Du Mektoub à la Destinée – Abdelkader Tiouti
Du Mektoub à la Destinée, roman d’Abdelkader Tiouti
Par Djalila Dechache
Dès le début de ce roman, le lecteur / la lectrice sait qu’il / qu’elle tient entre les mains une saga, une épopée qui commence lentement pour bientôt se déployer autour de personnages attachants. L’action se passe à Béchar, ville du Sahara algérien, elle aurait pu se passer ailleurs, partout dans le monde. Les protagonistes se trouvent dans un quartier, où de leur point de vue, il ne se passe pas grand chose, pourtant c’est la plus grande ville du sud-ouest du pays. La vie est lente pour un groupe de jeunes gens à l‘ennui aussi épais qu‘une galette de pain local. Ils sont sans but, regardent les gens passer, les filles de préférence, princesses inaccessibles. Il faut une fortune pour épouser l’une d’elles et en plus à la condition qu‘elle le veuille aussi.
C’est aussi une histoire à tiroirs qu’Abdelkader Tiouti a narré, une histoire localo-locale avec des distorsions véhiculant un autre visage de la religion musulmane dans un pays qui ne finit pas de cautériser ses plaies.

→ Données enregistrées
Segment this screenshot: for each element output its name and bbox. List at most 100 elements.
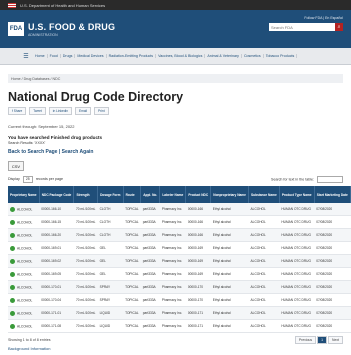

→ Travail à réaliser
- 1) Traduisez en anglais la phrase suivante de l'extrait choisi : « Ils sont sans but, regardent les gens passer, les filles de préférence, princesses inaccessibles. »
- 2) D'après l'extrait choisi, dans quelle ville se déroule l'action du roman ?
- 3) Reprenez le passage de l'extrait choisi qui va de "C’est aussi une" à "cautériser ses plaies.", en substituant "blessures" à "plaies".

→ Éléments de solution
- 1) They are aimless, watching people go by, preferably the girls, unattainable princesses.

- 2) À Béchar, ville du Sahara algérien.

- 3)
C’est aussi une histoire à tiroirs qu’Abdelkader Tiouti a narré, une histoire localo-locale avec des distorsions véhiculant un autre visage de la religion musulmane dans un pays qui ne finit pas de cautériser ses blessures.